Dataset items

───

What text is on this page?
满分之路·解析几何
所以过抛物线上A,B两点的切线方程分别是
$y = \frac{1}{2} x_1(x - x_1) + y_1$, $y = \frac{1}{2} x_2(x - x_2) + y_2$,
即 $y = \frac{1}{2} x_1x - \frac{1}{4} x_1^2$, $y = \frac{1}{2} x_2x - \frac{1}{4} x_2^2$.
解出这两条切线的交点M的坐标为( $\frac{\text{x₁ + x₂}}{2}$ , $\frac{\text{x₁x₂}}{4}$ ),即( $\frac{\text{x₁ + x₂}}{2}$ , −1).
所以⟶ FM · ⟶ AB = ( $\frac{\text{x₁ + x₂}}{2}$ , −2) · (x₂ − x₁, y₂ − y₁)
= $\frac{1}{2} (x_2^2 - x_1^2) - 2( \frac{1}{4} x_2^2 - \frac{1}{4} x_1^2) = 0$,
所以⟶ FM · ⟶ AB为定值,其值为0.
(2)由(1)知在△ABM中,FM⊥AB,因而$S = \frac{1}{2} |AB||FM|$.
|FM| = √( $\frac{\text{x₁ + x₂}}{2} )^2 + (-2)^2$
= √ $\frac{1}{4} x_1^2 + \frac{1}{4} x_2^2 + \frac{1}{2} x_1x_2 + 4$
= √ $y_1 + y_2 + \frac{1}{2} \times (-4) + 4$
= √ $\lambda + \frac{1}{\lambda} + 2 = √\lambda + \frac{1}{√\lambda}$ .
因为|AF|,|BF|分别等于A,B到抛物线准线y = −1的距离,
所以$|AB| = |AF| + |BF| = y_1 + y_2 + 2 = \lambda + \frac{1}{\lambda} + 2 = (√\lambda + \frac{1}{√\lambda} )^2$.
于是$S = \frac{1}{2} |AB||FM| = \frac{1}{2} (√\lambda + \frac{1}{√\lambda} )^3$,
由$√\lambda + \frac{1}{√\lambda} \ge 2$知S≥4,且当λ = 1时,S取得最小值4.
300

───

What the task asks
Set out the complete listing exactly as shown.

Result of this exercise
What text is on this page?
满分之路·解析几何
所以过抛物线上A,B两点的切线方程分别是
$y = \frac{1}{2} x_1(x - x_1) + y_1$, $y = \frac{1}{2} x_2(x - x_2) + y_2$,
即 $y = \frac{1}{2} x_1x - \frac{1}{4} x_1^2$, $y = \frac{1}{2} x_2x - \frac{1}{4} x_2^2$.
解出这两条切线的交点M的坐标为( $\frac{\text{x₁ + x₂}}{2}$ , $\frac{\text{x₁x₂}}{4}$ ),即( $\frac{\text{x₁ + x₂}}{2}$ , −1).
所以⟶ FM · ⟶ AB = ( $\frac{\text{x₁ + x₂}}{2}$ , −2) · (x₂ − x₁, y₂ − y₁)
= $\frac{1}{2} (x_2^2 - x_1^2) - 2( \frac{1}{4} x_2^2 - \frac{1}{4} x_1^2) = 0$,
所以⟶ FM · ⟶ AB为定值,其值为0.
(2)由(1)知在△ABM中,FM⊥AB,因而$S = \frac{1}{2} |AB||FM|$.
|FM| = √( $\frac{\text{x₁ + x₂}}{2} )^2 + (-2)^2$
= √ $\frac{1}{4} x_1^2 + \frac{1}{4} x_2^2 + \frac{1}{2} x_1x_2 + 4$
= √ $y_1 + y_2 + \frac{1}{2} \times (-4) + 4$
= √ $\lambda + \frac{1}{\lambda} + 2 = √\lambda + \frac{1}{√\lambda}$ .
因为|AF|,|BF|分别等于A,B到抛物线准线y = −1的距离,
所以$|AB| = |AF| + |BF| = y_1 + y_2 + 2 = \lambda + \frac{1}{\lambda} + 2 = (√\lambda + \frac{1}{√\lambda} )^2$.
于是$S = \frac{1}{2} |AB||FM| = \frac{1}{2} (√\lambda + \frac{1}{√\lambda} )^3$,
由$√\lambda + \frac{1}{√\lambda} \ge 2$知S≥4,且当λ = 1时,S取得最小值4.
300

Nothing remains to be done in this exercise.